Reproduce each line from the records that holds "name".

* _Excerpted data_:
====================

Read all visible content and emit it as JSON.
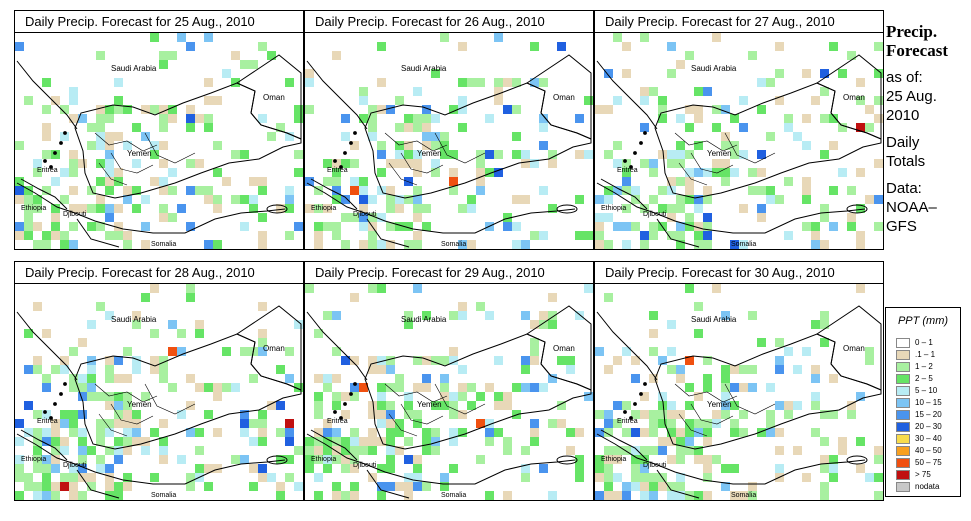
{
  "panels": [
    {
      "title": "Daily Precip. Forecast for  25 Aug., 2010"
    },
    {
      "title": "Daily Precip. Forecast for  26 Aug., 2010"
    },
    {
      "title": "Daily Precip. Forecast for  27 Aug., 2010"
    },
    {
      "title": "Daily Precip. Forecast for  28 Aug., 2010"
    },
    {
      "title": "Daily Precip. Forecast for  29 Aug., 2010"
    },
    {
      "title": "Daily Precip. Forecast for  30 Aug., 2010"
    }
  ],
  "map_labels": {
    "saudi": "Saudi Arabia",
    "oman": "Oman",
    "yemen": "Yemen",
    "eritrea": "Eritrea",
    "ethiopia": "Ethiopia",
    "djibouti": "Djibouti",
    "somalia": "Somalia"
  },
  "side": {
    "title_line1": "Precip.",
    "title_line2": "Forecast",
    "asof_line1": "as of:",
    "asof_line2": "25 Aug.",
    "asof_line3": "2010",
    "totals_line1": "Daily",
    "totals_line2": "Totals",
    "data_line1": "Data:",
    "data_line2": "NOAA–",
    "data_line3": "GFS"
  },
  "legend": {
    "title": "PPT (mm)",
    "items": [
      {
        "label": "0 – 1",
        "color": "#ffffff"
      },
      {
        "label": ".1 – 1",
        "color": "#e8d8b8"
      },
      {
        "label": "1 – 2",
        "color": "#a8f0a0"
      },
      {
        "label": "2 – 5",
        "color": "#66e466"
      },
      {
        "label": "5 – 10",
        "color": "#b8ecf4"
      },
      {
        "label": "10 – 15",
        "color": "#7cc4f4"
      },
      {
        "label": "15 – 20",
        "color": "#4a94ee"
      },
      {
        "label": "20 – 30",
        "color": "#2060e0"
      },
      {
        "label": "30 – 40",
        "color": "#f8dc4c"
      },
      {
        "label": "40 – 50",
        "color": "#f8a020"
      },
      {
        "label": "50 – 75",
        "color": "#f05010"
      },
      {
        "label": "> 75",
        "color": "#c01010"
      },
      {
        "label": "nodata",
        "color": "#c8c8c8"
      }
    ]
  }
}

====================

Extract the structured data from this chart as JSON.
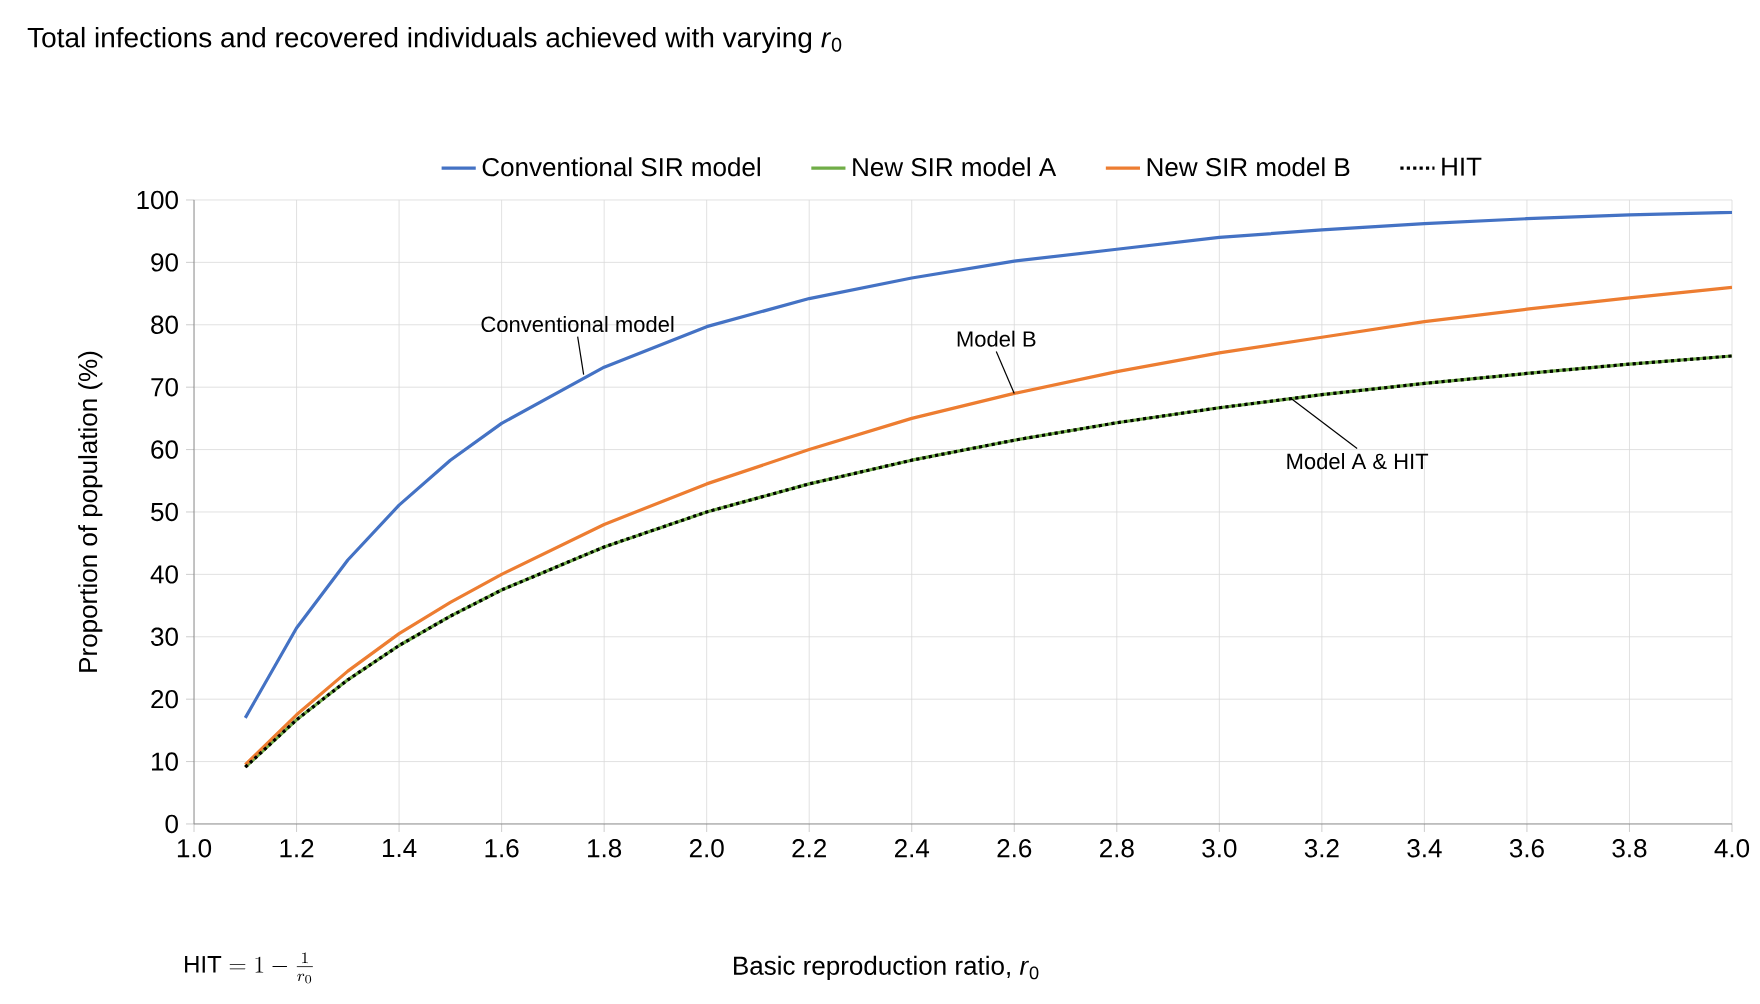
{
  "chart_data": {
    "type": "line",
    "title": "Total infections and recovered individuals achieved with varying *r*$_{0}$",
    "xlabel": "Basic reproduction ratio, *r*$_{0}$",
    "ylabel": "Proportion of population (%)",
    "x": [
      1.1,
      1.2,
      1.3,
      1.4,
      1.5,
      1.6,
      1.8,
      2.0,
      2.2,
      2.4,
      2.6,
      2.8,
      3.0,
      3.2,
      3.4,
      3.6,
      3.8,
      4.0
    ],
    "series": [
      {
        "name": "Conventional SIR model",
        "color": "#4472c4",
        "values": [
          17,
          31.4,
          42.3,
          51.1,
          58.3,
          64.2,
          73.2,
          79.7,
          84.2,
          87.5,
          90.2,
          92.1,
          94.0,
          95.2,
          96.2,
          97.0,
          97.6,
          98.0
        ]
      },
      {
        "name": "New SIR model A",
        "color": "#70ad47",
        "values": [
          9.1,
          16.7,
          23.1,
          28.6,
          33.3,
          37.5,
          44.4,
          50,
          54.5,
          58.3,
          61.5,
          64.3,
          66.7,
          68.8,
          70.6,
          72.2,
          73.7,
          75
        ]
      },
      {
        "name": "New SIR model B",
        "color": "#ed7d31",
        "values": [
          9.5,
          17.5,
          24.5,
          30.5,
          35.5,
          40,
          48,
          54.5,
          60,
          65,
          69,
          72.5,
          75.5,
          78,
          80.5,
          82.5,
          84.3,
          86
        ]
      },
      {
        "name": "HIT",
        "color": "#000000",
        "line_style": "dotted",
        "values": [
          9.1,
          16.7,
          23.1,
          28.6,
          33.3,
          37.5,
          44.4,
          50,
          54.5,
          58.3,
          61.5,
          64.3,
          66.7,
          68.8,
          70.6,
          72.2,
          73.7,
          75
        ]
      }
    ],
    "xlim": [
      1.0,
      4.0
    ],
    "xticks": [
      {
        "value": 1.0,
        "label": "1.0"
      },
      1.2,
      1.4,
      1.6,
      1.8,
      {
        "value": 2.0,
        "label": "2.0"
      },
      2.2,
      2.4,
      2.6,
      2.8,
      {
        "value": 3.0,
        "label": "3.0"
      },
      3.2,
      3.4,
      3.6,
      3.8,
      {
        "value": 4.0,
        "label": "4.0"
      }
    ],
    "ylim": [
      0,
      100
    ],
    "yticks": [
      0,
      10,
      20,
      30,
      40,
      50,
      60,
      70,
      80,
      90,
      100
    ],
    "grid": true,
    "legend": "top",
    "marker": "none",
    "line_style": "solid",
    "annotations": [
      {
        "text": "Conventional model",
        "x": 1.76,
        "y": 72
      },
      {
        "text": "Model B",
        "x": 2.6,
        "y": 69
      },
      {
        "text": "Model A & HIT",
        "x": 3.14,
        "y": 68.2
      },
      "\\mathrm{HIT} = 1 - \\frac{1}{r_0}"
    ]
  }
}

====================

* _Full answer_:
        "name": "Conventional SIR model",
        "name": "New SIR model A",
        "name": "New SIR model B",
        "name": "HIT",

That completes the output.